- **Your task**: Pick out every line of the entries below where "como" occurs, and copy those lines.
>>
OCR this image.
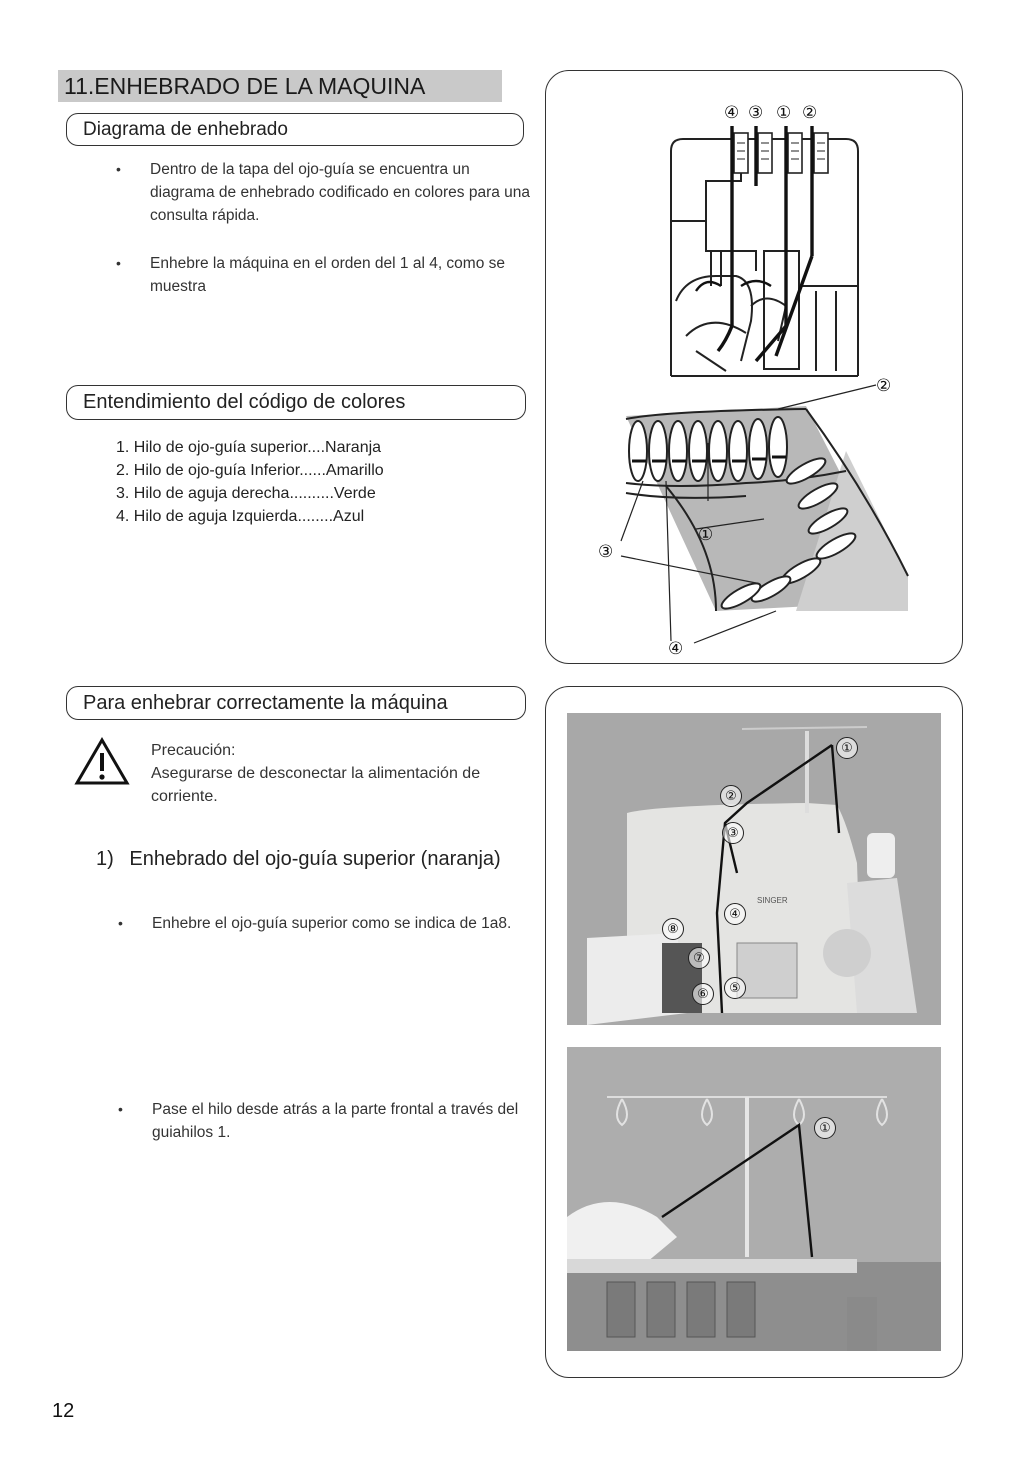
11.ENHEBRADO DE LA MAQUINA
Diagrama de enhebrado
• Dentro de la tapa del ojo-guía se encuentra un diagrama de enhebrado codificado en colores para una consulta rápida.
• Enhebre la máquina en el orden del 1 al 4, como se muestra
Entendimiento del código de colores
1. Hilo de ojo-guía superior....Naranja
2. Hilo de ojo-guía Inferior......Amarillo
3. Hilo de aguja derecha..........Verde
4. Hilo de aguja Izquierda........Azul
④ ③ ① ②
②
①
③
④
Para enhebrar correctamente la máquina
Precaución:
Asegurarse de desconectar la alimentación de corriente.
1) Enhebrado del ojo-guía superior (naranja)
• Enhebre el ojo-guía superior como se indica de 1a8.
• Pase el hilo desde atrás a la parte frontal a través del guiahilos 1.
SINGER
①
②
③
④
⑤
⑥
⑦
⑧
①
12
<<
- **Exercise answer**:
• Enhebre la máquina en el orden del 1 al 4, como se muestra
• Enhebre el ojo-guía superior como se indica de 1a8.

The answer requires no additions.